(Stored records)
****************************************

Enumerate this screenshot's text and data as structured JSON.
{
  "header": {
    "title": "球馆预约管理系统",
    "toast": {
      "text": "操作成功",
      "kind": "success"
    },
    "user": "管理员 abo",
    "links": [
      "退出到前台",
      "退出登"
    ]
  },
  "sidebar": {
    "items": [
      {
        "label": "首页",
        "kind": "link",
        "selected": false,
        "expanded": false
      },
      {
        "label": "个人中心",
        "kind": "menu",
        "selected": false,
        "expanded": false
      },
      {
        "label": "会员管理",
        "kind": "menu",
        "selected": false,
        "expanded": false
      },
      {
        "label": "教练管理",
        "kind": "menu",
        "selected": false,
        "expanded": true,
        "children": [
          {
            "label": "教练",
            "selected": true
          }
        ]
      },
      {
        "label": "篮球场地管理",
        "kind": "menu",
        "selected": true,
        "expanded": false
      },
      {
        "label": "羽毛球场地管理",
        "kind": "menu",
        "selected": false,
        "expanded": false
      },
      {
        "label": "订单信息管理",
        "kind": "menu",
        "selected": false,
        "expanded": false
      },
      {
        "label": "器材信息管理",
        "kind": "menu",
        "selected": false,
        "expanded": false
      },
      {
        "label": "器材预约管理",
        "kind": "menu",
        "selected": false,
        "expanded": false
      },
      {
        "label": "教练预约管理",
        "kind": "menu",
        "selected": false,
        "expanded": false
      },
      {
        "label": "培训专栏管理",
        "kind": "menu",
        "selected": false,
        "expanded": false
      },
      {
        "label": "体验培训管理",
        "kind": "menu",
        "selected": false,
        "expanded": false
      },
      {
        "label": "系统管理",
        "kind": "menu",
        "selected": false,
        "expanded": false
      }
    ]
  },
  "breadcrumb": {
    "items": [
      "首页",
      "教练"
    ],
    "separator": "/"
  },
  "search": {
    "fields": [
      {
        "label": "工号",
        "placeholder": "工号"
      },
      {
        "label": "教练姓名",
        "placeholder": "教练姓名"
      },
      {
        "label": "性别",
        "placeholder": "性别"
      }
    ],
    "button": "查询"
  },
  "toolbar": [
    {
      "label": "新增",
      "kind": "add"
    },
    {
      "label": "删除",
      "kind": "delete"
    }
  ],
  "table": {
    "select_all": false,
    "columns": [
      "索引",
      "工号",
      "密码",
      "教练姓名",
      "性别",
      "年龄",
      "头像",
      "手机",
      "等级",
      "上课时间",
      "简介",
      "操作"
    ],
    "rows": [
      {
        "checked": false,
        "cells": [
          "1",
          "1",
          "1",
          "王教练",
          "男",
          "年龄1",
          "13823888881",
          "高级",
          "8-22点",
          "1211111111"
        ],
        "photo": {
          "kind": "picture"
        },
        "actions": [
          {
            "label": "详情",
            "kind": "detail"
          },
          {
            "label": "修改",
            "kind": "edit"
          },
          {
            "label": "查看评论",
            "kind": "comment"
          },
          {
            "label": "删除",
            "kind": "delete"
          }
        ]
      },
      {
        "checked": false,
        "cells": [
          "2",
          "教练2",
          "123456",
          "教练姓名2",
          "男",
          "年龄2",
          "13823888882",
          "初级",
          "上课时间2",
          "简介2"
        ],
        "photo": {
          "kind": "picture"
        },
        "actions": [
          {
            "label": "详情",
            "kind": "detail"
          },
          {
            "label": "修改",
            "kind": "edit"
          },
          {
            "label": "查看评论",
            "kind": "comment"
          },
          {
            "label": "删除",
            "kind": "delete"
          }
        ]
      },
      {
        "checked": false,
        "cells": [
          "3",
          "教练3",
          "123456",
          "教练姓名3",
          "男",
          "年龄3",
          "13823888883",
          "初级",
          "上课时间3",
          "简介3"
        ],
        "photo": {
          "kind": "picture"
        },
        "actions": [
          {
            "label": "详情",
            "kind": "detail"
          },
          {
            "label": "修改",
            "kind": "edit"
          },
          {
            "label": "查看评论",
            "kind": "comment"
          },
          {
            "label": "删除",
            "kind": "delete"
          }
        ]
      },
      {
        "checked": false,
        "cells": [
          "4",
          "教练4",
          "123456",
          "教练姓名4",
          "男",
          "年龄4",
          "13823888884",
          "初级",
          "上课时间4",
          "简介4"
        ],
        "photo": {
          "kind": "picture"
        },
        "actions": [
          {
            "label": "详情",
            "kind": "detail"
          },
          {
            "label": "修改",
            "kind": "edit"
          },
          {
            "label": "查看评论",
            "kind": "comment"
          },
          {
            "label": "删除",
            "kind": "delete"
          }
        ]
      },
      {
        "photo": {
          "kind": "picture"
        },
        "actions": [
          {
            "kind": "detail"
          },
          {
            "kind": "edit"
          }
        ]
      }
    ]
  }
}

****************************************

- _TO DO_: Set down the listing above in full, please, exactly as it appears.

- _ANSWER FOR THIS EXERCISE_:
Enumerate this screenshot's text and data as structured JSON.
{
  "header": {
    "title": "球馆预约管理系统",
    "toast": {
      "text": "操作成功",
      "kind": "success"
    },
    "user": "管理员 abo",
    "links": [
      "退出到前台",
      "退出登"
    ]
  },
  "sidebar": {
    "items": [
      {
        "label": "首页",
        "kind": "link",
        "selected": false,
        "expanded": false
      },
      {
        "label": "个人中心",
        "kind": "menu",
        "selected": false,
        "expanded": false
      },
      {
        "label": "会员管理",
        "kind": "menu",
        "selected": false,
        "expanded": false
      },
      {
        "label": "教练管理",
        "kind": "menu",
        "selected": false,
        "expanded": true,
        "children": [
          {
            "label": "教练",
            "selected": true
          }
        ]
      },
      {
        "label": "篮球场地管理",
        "kind": "menu",
        "selected": true,
        "expanded": false
      },
      {
        "label": "羽毛球场地管理",
        "kind": "menu",
        "selected": false,
        "expanded": false
      },
      {
        "label": "订单信息管理",
        "kind": "menu",
        "selected": false,
        "expanded": false
      },
      {
        "label": "器材信息管理",
        "kind": "menu",
        "selected": false,
        "expanded": false
      },
      {
        "label": "器材预约管理",
        "kind": "menu",
        "selected": false,
        "expanded": false
      },
      {
        "label": "教练预约管理",
        "kind": "menu",
        "selected": false,
        "expanded": false
      },
      {
        "label": "培训专栏管理",
        "kind": "menu",
        "selected": false,
        "expanded": false
      },
      {
        "label": "体验培训管理",
        "kind": "menu",
        "selected": false,
        "expanded": false
      },
      {
        "label": "系统管理",
        "kind": "menu",
        "selected": false,
        "expanded": false
      }
    ]
  },
  "breadcrumb": {
    "items": [
      "首页",
      "教练"
    ],
    "separator": "/"
  },
  "search": {
    "fields": [
      {
        "label": "工号",
        "placeholder": "工号"
      },
      {
        "label": "教练姓名",
        "placeholder": "教练姓名"
      },
      {
        "label": "性别",
        "placeholder": "性别"
      }
    ],
    "button": "查询"
  },
  "toolbar": [
    {
      "label": "新增",
      "kind": "add"
    },
    {
      "label": "删除",
      "kind": "delete"
    }
  ],
  "table": {
    "select_all": false,
    "columns": [
      "索引",
      "工号",
      "密码",
      "教练姓名",
      "性别",
      "年龄",
      "头像",
      "手机",
      "等级",
      "上课时间",
      "简介",
      "操作"
    ],
    "rows": [
      {
        "checked": false,
        "cells": [
          "1",
          "1",
          "1",
          "王教练",
          "男",
          "年龄1",
          "13823888881",
          "高级",
          "8-22点",
          "1211111111"
        ],
        "photo": {
          "kind": "picture"
        },
        "actions": [
          {
            "label": "详情",
            "kind": "detail"
          },
          {
            "label": "修改",
            "kind": "edit"
          },
          {
            "label": "查看评论",
            "kind": "comment"
          },
          {
            "label": "删除",
            "kind": "delete"
          }
        ]
      },
      {
        "checked": false,
        "cells": [
          "2",
          "教练2",
          "123456",
          "教练姓名2",
          "男",
          "年龄2",
          "13823888882",
          "初级",
          "上课时间2",
          "简介2"
        ],
        "photo": {
          "kind": "picture"
        },
        "actions": [
          {
            "label": "详情",
            "kind": "detail"
          },
          {
            "label": "修改",
            "kind": "edit"
          },
          {
            "label": "查看评论",
            "kind": "comment"
          },
          {
            "label": "删除",
            "kind": "delete"
          }
        ]
      },
      {
        "checked": false,
        "cells": [
          "3",
          "教练3",
          "123456",
          "教练姓名3",
          "男",
          "年龄3",
          "13823888883",
          "初级",
          "上课时间3",
          "简介3"
        ],
        "photo": {
          "kind": "picture"
        },
        "actions": [
          {
            "label": "详情",
            "kind": "detail"
          },
          {
            "label": "修改",
            "kind": "edit"
          },
          {
            "label": "查看评论",
            "kind": "comment"
          },
          {
            "label": "删除",
            "kind": "delete"
          }
        ]
      },
      {
        "checked": false,
        "cells": [
          "4",
          "教练4",
          "123456",
          "教练姓名4",
          "男",
          "年龄4",
          "13823888884",
          "初级",
          "上课时间4",
          "简介4"
        ],
        "photo": {
          "kind": "picture"
        },
        "actions": [
          {
            "label": "详情",
            "kind": "detail"
          },
          {
            "label": "修改",
            "kind": "edit"
          },
          {
            "label": "查看评论",
            "kind": "comment"
          },
          {
            "label": "删除",
            "kind": "delete"
          }
        ]
      },
      {
        "photo": {
          "kind": "picture"
        },
        "actions": [
          {
            "kind": "detail"
          },
          {
            "kind": "edit"
          }
        ]
      }
    ]
  }
}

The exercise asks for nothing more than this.